→ SOURCE MATERIAL:
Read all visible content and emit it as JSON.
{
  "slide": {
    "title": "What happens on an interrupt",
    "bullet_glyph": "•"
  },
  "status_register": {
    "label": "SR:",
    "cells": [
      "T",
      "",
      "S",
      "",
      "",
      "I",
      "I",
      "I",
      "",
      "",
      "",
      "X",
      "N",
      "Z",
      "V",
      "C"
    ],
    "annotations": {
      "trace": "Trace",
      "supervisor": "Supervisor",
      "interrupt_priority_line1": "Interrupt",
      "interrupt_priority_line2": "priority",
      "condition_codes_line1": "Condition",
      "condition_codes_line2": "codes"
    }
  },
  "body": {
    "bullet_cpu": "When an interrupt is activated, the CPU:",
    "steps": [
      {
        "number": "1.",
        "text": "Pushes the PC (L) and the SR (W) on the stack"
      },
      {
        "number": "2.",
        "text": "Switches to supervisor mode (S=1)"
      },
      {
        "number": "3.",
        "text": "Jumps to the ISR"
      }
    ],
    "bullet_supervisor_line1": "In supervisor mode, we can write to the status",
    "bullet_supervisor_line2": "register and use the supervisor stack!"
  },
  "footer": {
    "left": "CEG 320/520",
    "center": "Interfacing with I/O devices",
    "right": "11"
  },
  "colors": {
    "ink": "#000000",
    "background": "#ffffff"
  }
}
* * *
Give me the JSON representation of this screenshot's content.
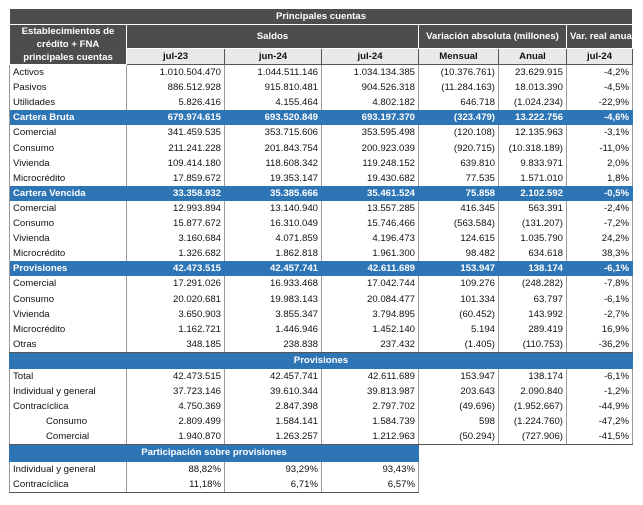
...
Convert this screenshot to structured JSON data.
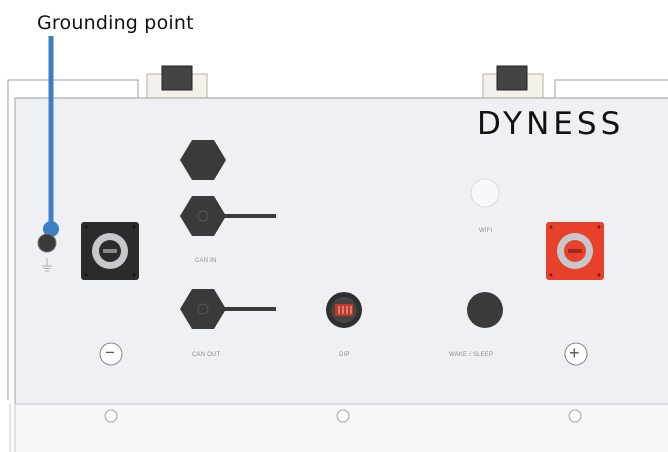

→ STATED PROBLEM:
Identify the lines of the entries containing the string "this". Copy each such line.

→ THE REPLY:
Give me the JSON representation of this screenshot's content.
Convert this screenshot to structured JSON data.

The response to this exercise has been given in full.